#### STORED RECORDS
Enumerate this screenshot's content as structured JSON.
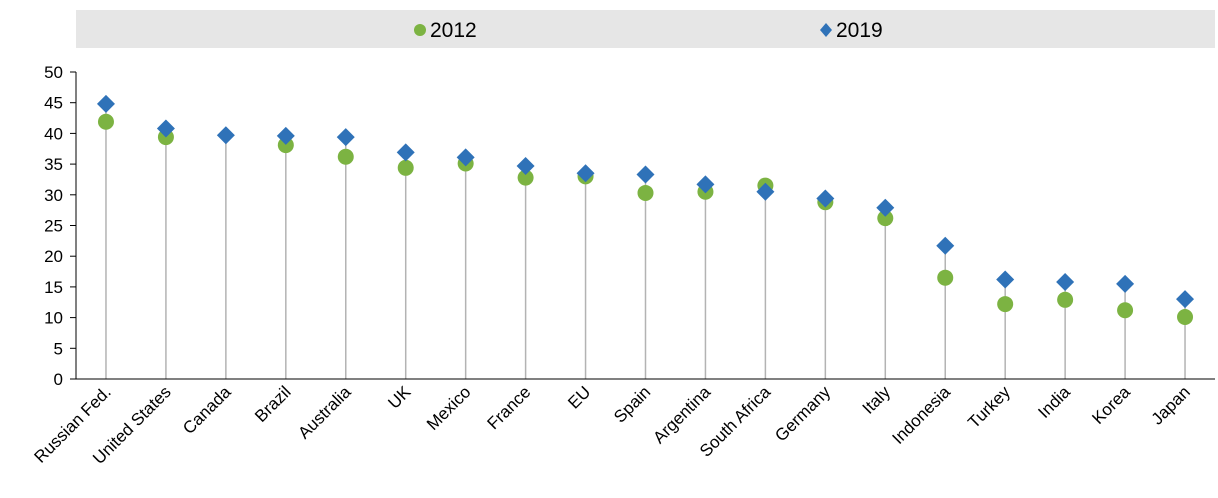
{
  "chart_data": {
    "type": "scatter",
    "title": "",
    "xlabel": "",
    "ylabel": "",
    "ylim": [
      0,
      50
    ],
    "yticks": [
      0,
      5,
      10,
      15,
      20,
      25,
      30,
      35,
      40,
      45,
      50
    ],
    "grid": false,
    "legend_position": "top",
    "categories": [
      "Russian Fed.",
      "United States",
      "Canada",
      "Brazil",
      "Australia",
      "UK",
      "Mexico",
      "France",
      "EU",
      "Spain",
      "Argentina",
      "South Africa",
      "Germany",
      "Italy",
      "Indonesia",
      "Turkey",
      "India",
      "Korea",
      "Japan"
    ],
    "series": [
      {
        "name": "2012",
        "marker": "circle",
        "color": "#7cb342",
        "values": [
          41.9,
          39.4,
          null,
          38.1,
          36.2,
          34.4,
          35.1,
          32.8,
          33.0,
          30.3,
          30.5,
          31.5,
          28.8,
          26.2,
          16.5,
          12.2,
          12.9,
          11.2,
          10.1
        ]
      },
      {
        "name": "2019",
        "marker": "diamond",
        "color": "#2f72b8",
        "values": [
          44.8,
          40.8,
          39.7,
          39.6,
          39.4,
          36.9,
          36.1,
          34.7,
          33.5,
          33.3,
          31.7,
          30.5,
          29.4,
          27.9,
          21.7,
          16.2,
          15.8,
          15.5,
          13.0
        ]
      }
    ]
  },
  "style": {
    "legend_band_color": "#e6e6e6",
    "axis_color": "#000000",
    "stem_color": "#b3b3b3"
  }
}
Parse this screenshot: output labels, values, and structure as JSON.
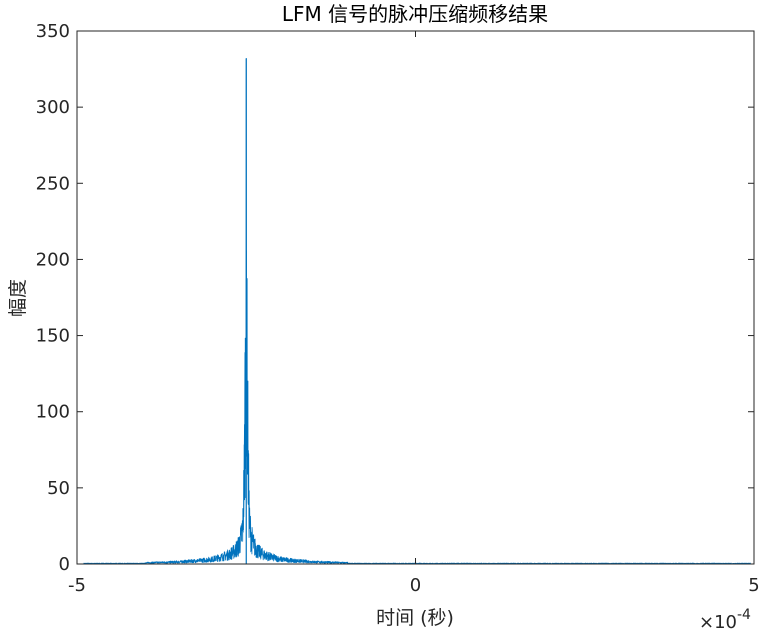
{
  "chart_data": {
    "type": "line",
    "title": "LFM 信号的脉冲压缩频移结果",
    "xlabel": "时间 (秒)",
    "ylabel": "幅度",
    "x_exponent_label": "×10",
    "x_exponent_power": "-4",
    "x_scale": 0.0001,
    "xlim": [
      -5,
      5
    ],
    "ylim": [
      0,
      350
    ],
    "x_ticks": [
      -5,
      0,
      5
    ],
    "x_tick_labels": [
      "-5",
      "0",
      "5"
    ],
    "y_ticks": [
      0,
      50,
      100,
      150,
      200,
      250,
      300,
      350
    ],
    "y_tick_labels": [
      "0",
      "50",
      "100",
      "150",
      "200",
      "250",
      "300",
      "350"
    ],
    "grid": false,
    "box": true,
    "series": [
      {
        "color": "#0072BD",
        "peak_x": -2.5,
        "peak_y": 332,
        "noise_floor": 0.6,
        "noise_extent": [
          -4.9,
          4.95
        ],
        "sidelobe_region": [
          -4.0,
          -1.0
        ],
        "envelope": [
          {
            "dx": 0.0,
            "y": 332
          },
          {
            "dx": 0.01,
            "y": 210
          },
          {
            "dx": 0.02,
            "y": 160
          },
          {
            "dx": 0.03,
            "y": 90
          },
          {
            "dx": 0.05,
            "y": 40
          },
          {
            "dx": 0.08,
            "y": 26
          },
          {
            "dx": 0.12,
            "y": 18
          },
          {
            "dx": 0.18,
            "y": 13
          },
          {
            "dx": 0.25,
            "y": 10
          },
          {
            "dx": 0.35,
            "y": 7.5
          },
          {
            "dx": 0.5,
            "y": 5
          },
          {
            "dx": 0.7,
            "y": 3.5
          },
          {
            "dx": 1.0,
            "y": 2.2
          },
          {
            "dx": 1.5,
            "y": 1.2
          }
        ]
      }
    ]
  }
}
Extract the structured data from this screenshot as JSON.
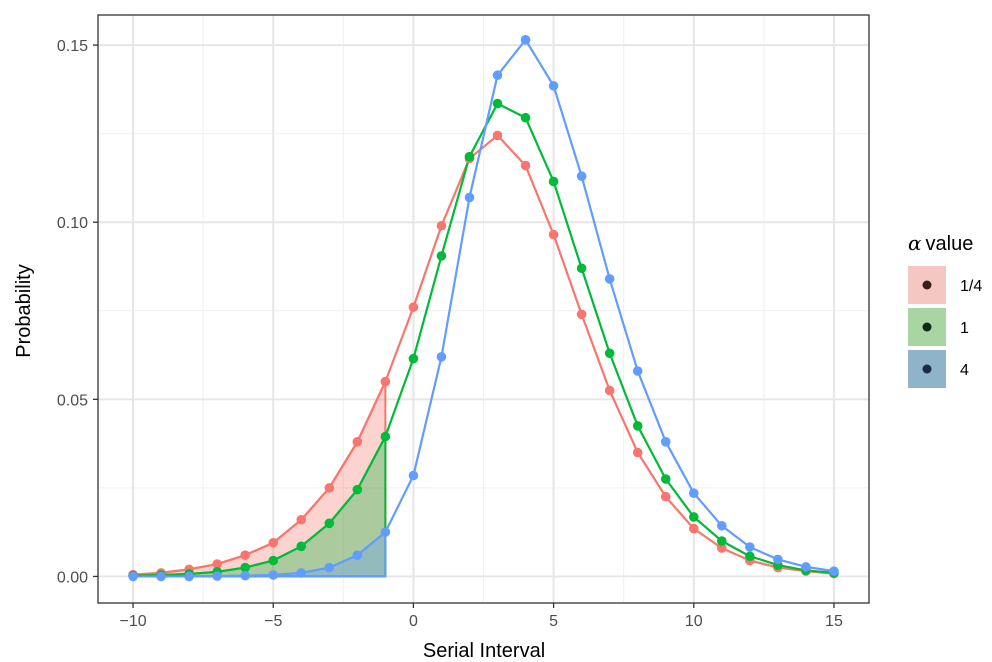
{
  "chart_data": {
    "type": "line",
    "title": "",
    "xlabel": "Serial Interval",
    "ylabel": "Probability",
    "xlim": [
      -11.25,
      16.25
    ],
    "ylim": [
      -0.0075,
      0.1585
    ],
    "x_ticks": [
      -10,
      -5,
      0,
      5,
      10,
      15
    ],
    "x_tick_labels": [
      "−10",
      "−5",
      "0",
      "5",
      "10",
      "15"
    ],
    "y_ticks": [
      0.0,
      0.05,
      0.1,
      0.15
    ],
    "y_tick_labels": [
      "0.00",
      "0.05",
      "0.10",
      "0.15"
    ],
    "grid": true,
    "legend_title_prefix": "α",
    "legend_title": "value",
    "legend_position": "right",
    "shaded_region": {
      "x_from": -10,
      "x_to": -1
    },
    "x": [
      -10,
      -9,
      -8,
      -7,
      -6,
      -5,
      -4,
      -3,
      -2,
      -1,
      0,
      1,
      2,
      3,
      4,
      5,
      6,
      7,
      8,
      9,
      10,
      11,
      12,
      13,
      14,
      15
    ],
    "series": [
      {
        "name": "1/4",
        "color": "#F8766D",
        "fill": "#F4C7C3",
        "values": [
          0.0005,
          0.001,
          0.002,
          0.0035,
          0.006,
          0.0095,
          0.016,
          0.025,
          0.038,
          0.055,
          0.076,
          0.099,
          0.118,
          0.1245,
          0.116,
          0.0965,
          0.074,
          0.0525,
          0.035,
          0.0225,
          0.0135,
          0.008,
          0.0045,
          0.0025,
          0.0015,
          0.0008
        ]
      },
      {
        "name": "1",
        "color": "#00BA38",
        "fill": "#A8D5A2",
        "values": [
          0.0002,
          0.0004,
          0.0007,
          0.0013,
          0.0025,
          0.0045,
          0.0085,
          0.015,
          0.0245,
          0.0395,
          0.0615,
          0.0905,
          0.1185,
          0.1335,
          0.1295,
          0.1115,
          0.087,
          0.063,
          0.0425,
          0.0275,
          0.0168,
          0.01,
          0.0057,
          0.0032,
          0.0017,
          0.001
        ]
      },
      {
        "name": "4",
        "color": "#619CFF",
        "fill": "#8FB3C8",
        "values": [
          0.0,
          0.0,
          0.0,
          0.0001,
          0.0002,
          0.0004,
          0.001,
          0.0025,
          0.006,
          0.0125,
          0.0285,
          0.062,
          0.107,
          0.1415,
          0.1515,
          0.1385,
          0.113,
          0.084,
          0.058,
          0.038,
          0.0235,
          0.0143,
          0.0083,
          0.0048,
          0.0027,
          0.0015
        ]
      }
    ]
  }
}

#### WHAT YOU SHOULD DO
Scan the material above. Copy each line that holds the word "fill".

#### COMPLETE RESPONSE
        "fill": "#F4C7C3",
        "fill": "#A8D5A2",
        "fill": "#8FB3C8",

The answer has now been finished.